___ Task data
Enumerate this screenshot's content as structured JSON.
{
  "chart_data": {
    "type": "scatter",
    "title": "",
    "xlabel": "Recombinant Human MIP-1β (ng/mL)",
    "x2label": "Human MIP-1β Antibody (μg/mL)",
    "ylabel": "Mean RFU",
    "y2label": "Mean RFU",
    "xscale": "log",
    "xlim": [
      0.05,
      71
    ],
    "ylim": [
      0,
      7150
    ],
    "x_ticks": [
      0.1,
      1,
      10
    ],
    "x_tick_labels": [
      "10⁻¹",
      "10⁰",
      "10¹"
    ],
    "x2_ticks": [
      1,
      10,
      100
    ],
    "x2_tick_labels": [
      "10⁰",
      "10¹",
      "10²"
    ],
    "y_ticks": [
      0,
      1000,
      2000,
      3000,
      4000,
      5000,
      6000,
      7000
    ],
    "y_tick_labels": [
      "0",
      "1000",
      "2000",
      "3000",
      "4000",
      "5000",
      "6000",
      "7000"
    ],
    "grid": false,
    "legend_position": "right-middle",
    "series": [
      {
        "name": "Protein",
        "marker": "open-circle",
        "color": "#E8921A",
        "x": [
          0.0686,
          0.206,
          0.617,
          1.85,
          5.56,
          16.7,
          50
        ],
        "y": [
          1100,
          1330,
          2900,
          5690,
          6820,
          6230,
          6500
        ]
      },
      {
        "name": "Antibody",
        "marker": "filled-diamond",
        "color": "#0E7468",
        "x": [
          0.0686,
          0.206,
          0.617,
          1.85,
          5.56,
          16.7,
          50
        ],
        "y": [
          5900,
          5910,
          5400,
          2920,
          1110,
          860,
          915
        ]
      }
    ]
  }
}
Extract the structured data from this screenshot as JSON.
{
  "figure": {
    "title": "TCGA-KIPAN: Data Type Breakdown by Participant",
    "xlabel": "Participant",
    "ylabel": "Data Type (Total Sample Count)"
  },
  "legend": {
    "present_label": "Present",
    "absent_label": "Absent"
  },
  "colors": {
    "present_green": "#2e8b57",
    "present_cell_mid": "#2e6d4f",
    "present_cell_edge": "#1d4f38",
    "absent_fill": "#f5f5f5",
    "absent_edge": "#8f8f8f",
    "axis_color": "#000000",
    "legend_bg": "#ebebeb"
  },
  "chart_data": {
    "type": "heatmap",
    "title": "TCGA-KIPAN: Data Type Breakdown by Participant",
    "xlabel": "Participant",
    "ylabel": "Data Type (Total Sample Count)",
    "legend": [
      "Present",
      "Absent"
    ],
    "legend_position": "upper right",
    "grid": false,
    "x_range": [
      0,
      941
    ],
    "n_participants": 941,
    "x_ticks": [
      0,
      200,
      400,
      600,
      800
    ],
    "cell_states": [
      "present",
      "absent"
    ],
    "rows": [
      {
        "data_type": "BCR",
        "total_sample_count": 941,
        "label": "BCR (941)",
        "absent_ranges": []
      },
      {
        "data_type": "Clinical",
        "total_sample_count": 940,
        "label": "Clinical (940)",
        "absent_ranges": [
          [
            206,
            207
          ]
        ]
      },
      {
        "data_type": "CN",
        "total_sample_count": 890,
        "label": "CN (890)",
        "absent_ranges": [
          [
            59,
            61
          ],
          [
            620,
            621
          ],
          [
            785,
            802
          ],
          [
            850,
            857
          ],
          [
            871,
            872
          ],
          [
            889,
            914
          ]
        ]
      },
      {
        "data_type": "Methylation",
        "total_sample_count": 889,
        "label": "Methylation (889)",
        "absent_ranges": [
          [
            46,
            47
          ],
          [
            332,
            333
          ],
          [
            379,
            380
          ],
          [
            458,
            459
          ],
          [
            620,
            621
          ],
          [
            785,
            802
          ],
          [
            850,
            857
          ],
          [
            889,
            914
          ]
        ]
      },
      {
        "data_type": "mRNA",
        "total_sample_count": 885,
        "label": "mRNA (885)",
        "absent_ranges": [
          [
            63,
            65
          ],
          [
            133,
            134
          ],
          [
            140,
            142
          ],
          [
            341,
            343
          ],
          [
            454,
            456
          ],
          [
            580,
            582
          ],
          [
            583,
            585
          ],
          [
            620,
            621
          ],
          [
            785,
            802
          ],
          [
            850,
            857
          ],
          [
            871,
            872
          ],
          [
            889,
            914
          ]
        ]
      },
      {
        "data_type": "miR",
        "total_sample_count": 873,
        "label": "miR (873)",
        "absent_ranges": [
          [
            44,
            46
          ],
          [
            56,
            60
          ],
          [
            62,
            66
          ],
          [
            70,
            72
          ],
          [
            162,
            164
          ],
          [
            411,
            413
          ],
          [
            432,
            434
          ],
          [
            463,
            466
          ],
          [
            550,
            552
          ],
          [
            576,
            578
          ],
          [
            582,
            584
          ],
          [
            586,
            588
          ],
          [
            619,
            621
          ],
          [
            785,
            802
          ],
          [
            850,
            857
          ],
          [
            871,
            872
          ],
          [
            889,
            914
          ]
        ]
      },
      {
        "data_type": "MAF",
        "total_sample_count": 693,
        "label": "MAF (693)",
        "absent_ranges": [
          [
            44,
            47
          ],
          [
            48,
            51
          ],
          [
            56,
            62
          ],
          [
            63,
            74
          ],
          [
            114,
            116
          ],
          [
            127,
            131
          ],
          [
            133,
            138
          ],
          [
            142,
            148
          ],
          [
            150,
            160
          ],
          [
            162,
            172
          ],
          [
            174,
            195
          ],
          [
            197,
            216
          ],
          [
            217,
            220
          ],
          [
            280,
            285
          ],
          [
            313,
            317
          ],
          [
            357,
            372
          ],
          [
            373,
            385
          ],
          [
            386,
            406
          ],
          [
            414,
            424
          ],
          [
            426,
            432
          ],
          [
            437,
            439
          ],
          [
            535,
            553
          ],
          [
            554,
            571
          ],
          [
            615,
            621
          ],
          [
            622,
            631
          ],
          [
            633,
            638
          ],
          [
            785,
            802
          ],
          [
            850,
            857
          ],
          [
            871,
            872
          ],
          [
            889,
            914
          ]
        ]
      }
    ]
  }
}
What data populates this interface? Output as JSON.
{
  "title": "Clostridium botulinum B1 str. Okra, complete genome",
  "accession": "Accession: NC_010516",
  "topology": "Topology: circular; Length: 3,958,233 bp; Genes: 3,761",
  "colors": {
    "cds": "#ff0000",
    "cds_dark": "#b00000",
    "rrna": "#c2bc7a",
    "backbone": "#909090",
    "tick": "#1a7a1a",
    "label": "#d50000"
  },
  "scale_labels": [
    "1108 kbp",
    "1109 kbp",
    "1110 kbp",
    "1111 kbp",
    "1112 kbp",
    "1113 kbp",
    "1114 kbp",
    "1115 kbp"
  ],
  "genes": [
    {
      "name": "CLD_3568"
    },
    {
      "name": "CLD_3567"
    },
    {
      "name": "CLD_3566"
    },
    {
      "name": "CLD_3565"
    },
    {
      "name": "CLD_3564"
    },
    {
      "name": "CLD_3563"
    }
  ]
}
______
Give the whole listing again, character for character.

Enumerate this screenshot's content as structured JSON.
{
  "chart_data": {
    "type": "scatter",
    "title": "",
    "xlabel": "Recombinant Human MIP-1β (ng/mL)",
    "x2label": "Human MIP-1β Antibody (μg/mL)",
    "ylabel": "Mean RFU",
    "y2label": "Mean RFU",
    "xscale": "log",
    "xlim": [
      0.05,
      71
    ],
    "ylim": [
      0,
      7150
    ],
    "x_ticks": [
      0.1,
      1,
      10
    ],
    "x_tick_labels": [
      "10⁻¹",
      "10⁰",
      "10¹"
    ],
    "x2_ticks": [
      1,
      10,
      100
    ],
    "x2_tick_labels": [
      "10⁰",
      "10¹",
      "10²"
    ],
    "y_ticks": [
      0,
      1000,
      2000,
      3000,
      4000,
      5000,
      6000,
      7000
    ],
    "y_tick_labels": [
      "0",
      "1000",
      "2000",
      "3000",
      "4000",
      "5000",
      "6000",
      "7000"
    ],
    "grid": false,
    "legend_position": "right-middle",
    "series": [
      {
        "name": "Protein",
        "marker": "open-circle",
        "color": "#E8921A",
        "x": [
          0.0686,
          0.206,
          0.617,
          1.85,
          5.56,
          16.7,
          50
        ],
        "y": [
          1100,
          1330,
          2900,
          5690,
          6820,
          6230,
          6500
        ]
      },
      {
        "name": "Antibody",
        "marker": "filled-diamond",
        "color": "#0E7468",
        "x": [
          0.0686,
          0.206,
          0.617,
          1.85,
          5.56,
          16.7,
          50
        ],
        "y": [
          5900,
          5910,
          5400,
          2920,
          1110,
          860,
          915
        ]
      }
    ]
  }
}
Extract the structured data from this screenshot as JSON.
{
  "figure": {
    "title": "TCGA-KIPAN: Data Type Breakdown by Participant",
    "xlabel": "Participant",
    "ylabel": "Data Type (Total Sample Count)"
  },
  "legend": {
    "present_label": "Present",
    "absent_label": "Absent"
  },
  "colors": {
    "present_green": "#2e8b57",
    "present_cell_mid": "#2e6d4f",
    "present_cell_edge": "#1d4f38",
    "absent_fill": "#f5f5f5",
    "absent_edge": "#8f8f8f",
    "axis_color": "#000000",
    "legend_bg": "#ebebeb"
  },
  "chart_data": {
    "type": "heatmap",
    "title": "TCGA-KIPAN: Data Type Breakdown by Participant",
    "xlabel": "Participant",
    "ylabel": "Data Type (Total Sample Count)",
    "legend": [
      "Present",
      "Absent"
    ],
    "legend_position": "upper right",
    "grid": false,
    "x_range": [
      0,
      941
    ],
    "n_participants": 941,
    "x_ticks": [
      0,
      200,
      400,
      600,
      800
    ],
    "cell_states": [
      "present",
      "absent"
    ],
    "rows": [
      {
        "data_type": "BCR",
        "total_sample_count": 941,
        "label": "BCR (941)",
        "absent_ranges": []
      },
      {
        "data_type": "Clinical",
        "total_sample_count": 940,
        "label": "Clinical (940)",
        "absent_ranges": [
          [
            206,
            207
          ]
        ]
      },
      {
        "data_type": "CN",
        "total_sample_count": 890,
        "label": "CN (890)",
        "absent_ranges": [
          [
            59,
            61
          ],
          [
            620,
            621
          ],
          [
            785,
            802
          ],
          [
            850,
            857
          ],
          [
            871,
            872
          ],
          [
            889,
            914
          ]
        ]
      },
      {
        "data_type": "Methylation",
        "total_sample_count": 889,
        "label": "Methylation (889)",
        "absent_ranges": [
          [
            46,
            47
          ],
          [
            332,
            333
          ],
          [
            379,
            380
          ],
          [
            458,
            459
          ],
          [
            620,
            621
          ],
          [
            785,
            802
          ],
          [
            850,
            857
          ],
          [
            889,
            914
          ]
        ]
      },
      {
        "data_type": "mRNA",
        "total_sample_count": 885,
        "label": "mRNA (885)",
        "absent_ranges": [
          [
            63,
            65
          ],
          [
            133,
            134
          ],
          [
            140,
            142
          ],
          [
            341,
            343
          ],
          [
            454,
            456
          ],
          [
            580,
            582
          ],
          [
            583,
            585
          ],
          [
            620,
            621
          ],
          [
            785,
            802
          ],
          [
            850,
            857
          ],
          [
            871,
            872
          ],
          [
            889,
            914
          ]
        ]
      },
      {
        "data_type": "miR",
        "total_sample_count": 873,
        "label": "miR (873)",
        "absent_ranges": [
          [
            44,
            46
          ],
          [
            56,
            60
          ],
          [
            62,
            66
          ],
          [
            70,
            72
          ],
          [
            162,
            164
          ],
          [
            411,
            413
          ],
          [
            432,
            434
          ],
          [
            463,
            466
          ],
          [
            550,
            552
          ],
          [
            576,
            578
          ],
          [
            582,
            584
          ],
          [
            586,
            588
          ],
          [
            619,
            621
          ],
          [
            785,
            802
          ],
          [
            850,
            857
          ],
          [
            871,
            872
          ],
          [
            889,
            914
          ]
        ]
      },
      {
        "data_type": "MAF",
        "total_sample_count": 693,
        "label": "MAF (693)",
        "absent_ranges": [
          [
            44,
            47
          ],
          [
            48,
            51
          ],
          [
            56,
            62
          ],
          [
            63,
            74
          ],
          [
            114,
            116
          ],
          [
            127,
            131
          ],
          [
            133,
            138
          ],
          [
            142,
            148
          ],
          [
            150,
            160
          ],
          [
            162,
            172
          ],
          [
            174,
            195
          ],
          [
            197,
            216
          ],
          [
            217,
            220
          ],
          [
            280,
            285
          ],
          [
            313,
            317
          ],
          [
            357,
            372
          ],
          [
            373,
            385
          ],
          [
            386,
            406
          ],
          [
            414,
            424
          ],
          [
            426,
            432
          ],
          [
            437,
            439
          ],
          [
            535,
            553
          ],
          [
            554,
            571
          ],
          [
            615,
            621
          ],
          [
            622,
            631
          ],
          [
            633,
            638
          ],
          [
            785,
            802
          ],
          [
            850,
            857
          ],
          [
            871,
            872
          ],
          [
            889,
            914
          ]
        ]
      }
    ]
  }
}
What data populates this interface? Output as JSON.
{
  "title": "Clostridium botulinum B1 str. Okra, complete genome",
  "accession": "Accession: NC_010516",
  "topology": "Topology: circular; Length: 3,958,233 bp; Genes: 3,761",
  "colors": {
    "cds": "#ff0000",
    "cds_dark": "#b00000",
    "rrna": "#c2bc7a",
    "backbone": "#909090",
    "tick": "#1a7a1a",
    "label": "#d50000"
  },
  "scale_labels": [
    "1108 kbp",
    "1109 kbp",
    "1110 kbp",
    "1111 kbp",
    "1112 kbp",
    "1113 kbp",
    "1114 kbp",
    "1115 kbp"
  ],
  "genes": [
    {
      "name": "CLD_3568"
    },
    {
      "name": "CLD_3567"
    },
    {
      "name": "CLD_3566"
    },
    {
      "name": "CLD_3565"
    },
    {
      "name": "CLD_3564"
    },
    {
      "name": "CLD_3563"
    }
  ]
}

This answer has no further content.